### Goal of the exercise
Check every line of the entries for "sopra", and copy the lines that hold it.

(Some records)
◆ ◆ ◆ ◆

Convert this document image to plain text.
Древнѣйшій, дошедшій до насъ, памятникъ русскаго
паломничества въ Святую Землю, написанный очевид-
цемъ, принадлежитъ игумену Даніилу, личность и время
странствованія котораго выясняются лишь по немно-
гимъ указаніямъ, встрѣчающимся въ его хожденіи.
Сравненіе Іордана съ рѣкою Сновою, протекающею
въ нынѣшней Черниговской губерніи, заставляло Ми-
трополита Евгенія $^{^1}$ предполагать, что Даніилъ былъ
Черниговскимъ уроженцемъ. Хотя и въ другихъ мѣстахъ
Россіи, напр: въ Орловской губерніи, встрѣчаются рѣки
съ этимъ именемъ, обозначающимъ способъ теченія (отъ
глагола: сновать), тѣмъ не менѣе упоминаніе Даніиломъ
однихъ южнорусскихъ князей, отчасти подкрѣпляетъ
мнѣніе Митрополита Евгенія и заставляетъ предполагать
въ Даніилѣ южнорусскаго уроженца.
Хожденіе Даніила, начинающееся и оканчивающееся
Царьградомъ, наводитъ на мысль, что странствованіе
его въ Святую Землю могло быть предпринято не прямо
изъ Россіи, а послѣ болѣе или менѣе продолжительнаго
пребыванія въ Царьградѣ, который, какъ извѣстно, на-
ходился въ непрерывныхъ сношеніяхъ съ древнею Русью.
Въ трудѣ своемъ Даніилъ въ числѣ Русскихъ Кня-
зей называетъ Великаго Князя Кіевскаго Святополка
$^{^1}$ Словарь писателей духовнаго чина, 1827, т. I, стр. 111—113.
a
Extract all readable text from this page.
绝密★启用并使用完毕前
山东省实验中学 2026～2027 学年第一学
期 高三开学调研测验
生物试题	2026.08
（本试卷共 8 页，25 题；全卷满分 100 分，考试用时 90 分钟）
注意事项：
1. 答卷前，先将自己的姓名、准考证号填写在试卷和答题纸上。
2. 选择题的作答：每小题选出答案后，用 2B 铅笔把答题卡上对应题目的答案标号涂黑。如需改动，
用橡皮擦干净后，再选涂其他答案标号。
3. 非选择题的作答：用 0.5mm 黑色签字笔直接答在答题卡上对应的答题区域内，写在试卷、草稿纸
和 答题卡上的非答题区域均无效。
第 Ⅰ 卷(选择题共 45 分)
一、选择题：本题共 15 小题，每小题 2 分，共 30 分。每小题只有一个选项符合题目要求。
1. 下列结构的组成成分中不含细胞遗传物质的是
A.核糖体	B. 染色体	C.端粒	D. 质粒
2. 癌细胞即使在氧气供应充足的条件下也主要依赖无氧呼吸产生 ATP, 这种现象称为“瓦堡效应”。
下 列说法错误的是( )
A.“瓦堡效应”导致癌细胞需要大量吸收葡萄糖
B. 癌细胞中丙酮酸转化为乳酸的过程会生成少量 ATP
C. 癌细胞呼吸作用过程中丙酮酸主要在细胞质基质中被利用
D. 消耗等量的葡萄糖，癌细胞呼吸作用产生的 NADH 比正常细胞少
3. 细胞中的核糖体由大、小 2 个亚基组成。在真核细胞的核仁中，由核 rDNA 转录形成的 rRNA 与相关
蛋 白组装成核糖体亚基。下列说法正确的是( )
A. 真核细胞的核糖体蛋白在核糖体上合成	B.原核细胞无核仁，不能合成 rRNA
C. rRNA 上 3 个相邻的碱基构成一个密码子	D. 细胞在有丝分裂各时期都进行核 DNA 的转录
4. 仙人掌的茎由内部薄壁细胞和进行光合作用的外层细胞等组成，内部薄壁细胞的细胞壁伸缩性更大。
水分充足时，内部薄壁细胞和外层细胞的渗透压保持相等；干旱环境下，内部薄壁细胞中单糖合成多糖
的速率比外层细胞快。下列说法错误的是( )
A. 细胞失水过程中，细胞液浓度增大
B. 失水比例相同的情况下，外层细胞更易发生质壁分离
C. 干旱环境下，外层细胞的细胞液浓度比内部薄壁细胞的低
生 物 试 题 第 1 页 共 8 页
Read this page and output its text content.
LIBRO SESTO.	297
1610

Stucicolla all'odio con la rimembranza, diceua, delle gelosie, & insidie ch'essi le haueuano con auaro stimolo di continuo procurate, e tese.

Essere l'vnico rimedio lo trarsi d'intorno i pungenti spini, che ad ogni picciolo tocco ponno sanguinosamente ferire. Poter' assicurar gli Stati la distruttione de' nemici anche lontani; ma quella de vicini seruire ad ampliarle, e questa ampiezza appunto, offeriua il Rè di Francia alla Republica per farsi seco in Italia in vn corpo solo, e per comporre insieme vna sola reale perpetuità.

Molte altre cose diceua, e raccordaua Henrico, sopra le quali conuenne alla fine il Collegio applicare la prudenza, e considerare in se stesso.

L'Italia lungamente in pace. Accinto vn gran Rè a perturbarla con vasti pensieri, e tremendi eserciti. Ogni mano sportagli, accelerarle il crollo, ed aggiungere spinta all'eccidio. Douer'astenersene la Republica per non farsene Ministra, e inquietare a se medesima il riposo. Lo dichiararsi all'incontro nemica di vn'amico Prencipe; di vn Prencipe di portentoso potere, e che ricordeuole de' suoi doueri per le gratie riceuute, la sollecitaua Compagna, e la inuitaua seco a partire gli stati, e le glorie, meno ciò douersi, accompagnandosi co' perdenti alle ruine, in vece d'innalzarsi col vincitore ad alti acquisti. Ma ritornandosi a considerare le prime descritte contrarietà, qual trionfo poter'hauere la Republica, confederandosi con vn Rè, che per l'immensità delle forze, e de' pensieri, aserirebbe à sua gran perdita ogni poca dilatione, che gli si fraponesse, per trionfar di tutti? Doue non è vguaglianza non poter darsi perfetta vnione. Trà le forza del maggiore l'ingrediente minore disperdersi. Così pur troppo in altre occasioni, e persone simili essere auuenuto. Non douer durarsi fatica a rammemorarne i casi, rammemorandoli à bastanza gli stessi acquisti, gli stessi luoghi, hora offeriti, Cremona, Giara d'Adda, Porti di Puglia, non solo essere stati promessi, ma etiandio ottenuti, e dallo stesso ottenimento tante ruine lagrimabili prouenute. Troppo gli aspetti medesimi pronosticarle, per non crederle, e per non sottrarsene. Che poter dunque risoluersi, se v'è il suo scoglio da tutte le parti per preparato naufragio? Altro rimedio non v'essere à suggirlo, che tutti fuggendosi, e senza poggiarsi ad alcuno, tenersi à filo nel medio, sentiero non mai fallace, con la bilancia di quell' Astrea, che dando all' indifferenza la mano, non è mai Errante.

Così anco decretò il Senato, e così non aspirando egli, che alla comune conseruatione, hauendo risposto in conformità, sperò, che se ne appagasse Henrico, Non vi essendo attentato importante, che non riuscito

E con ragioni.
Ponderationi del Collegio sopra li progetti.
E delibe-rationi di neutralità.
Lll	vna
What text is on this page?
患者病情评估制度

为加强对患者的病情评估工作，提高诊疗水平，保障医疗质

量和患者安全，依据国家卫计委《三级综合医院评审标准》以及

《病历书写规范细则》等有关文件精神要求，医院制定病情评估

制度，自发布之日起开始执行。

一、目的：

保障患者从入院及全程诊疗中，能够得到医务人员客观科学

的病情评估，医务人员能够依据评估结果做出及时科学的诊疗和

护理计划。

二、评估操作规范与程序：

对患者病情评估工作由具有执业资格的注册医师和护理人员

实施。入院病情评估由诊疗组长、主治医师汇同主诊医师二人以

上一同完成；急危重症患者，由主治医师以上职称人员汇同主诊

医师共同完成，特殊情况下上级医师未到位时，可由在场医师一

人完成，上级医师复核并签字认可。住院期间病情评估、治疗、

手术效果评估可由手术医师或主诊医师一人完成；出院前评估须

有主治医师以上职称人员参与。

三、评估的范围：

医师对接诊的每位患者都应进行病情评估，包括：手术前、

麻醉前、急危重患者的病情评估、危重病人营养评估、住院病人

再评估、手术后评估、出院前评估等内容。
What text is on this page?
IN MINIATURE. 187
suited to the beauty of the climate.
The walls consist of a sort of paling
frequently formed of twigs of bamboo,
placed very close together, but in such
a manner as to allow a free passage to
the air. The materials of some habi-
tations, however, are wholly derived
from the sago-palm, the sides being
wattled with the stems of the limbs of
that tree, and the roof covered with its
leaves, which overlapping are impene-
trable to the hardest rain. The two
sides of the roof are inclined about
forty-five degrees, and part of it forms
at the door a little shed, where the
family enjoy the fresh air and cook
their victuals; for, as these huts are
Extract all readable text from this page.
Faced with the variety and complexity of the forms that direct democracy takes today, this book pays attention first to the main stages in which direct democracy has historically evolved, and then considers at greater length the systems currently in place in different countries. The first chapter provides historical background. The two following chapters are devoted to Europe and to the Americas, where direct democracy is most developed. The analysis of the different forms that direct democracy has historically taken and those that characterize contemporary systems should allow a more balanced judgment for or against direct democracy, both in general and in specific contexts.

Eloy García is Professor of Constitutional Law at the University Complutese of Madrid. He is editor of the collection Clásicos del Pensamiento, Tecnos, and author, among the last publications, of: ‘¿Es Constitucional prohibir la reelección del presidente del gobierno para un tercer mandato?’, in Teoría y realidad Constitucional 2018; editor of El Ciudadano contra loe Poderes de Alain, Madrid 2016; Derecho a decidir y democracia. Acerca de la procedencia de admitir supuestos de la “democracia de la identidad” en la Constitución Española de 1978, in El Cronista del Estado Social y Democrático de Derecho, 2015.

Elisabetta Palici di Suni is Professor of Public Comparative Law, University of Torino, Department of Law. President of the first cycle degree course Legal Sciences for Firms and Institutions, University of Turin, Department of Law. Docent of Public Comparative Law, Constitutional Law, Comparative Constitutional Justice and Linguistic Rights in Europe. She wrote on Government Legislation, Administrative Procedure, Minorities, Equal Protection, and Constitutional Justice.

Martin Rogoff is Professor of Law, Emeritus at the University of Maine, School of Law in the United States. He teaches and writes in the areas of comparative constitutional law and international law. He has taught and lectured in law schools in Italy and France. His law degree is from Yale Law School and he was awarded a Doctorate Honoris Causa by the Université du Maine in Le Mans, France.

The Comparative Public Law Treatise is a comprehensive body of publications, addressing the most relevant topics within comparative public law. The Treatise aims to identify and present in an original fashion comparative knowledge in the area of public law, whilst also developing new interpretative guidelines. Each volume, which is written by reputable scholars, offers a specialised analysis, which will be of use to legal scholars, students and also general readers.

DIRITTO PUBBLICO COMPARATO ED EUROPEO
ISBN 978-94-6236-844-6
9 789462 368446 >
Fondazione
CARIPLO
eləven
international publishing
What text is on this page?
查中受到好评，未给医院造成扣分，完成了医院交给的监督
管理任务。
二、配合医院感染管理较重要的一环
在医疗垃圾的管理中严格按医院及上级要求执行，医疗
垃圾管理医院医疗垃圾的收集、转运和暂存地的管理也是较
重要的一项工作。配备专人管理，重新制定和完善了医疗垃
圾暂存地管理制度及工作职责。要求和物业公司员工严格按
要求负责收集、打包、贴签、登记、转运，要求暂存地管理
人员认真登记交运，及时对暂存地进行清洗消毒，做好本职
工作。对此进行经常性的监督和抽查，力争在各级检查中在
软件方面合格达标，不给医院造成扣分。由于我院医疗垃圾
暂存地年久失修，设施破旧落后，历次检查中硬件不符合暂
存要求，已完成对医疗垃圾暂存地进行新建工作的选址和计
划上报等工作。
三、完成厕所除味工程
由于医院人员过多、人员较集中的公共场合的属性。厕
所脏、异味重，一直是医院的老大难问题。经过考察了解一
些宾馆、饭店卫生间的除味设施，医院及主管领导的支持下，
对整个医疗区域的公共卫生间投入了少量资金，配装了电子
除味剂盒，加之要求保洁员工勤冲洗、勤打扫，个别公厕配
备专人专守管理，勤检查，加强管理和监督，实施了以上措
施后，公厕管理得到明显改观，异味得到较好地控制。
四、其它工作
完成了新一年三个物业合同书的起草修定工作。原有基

◆ ◆ ◆ ◆

### Finished task
Molte altre cose diceua, e raccordaua Henrico, sopra le quali conuenne alla fine il Collegio applicare la prudenza, e considerare in se stesso.
Ponderationi del Collegio sopra li progetti.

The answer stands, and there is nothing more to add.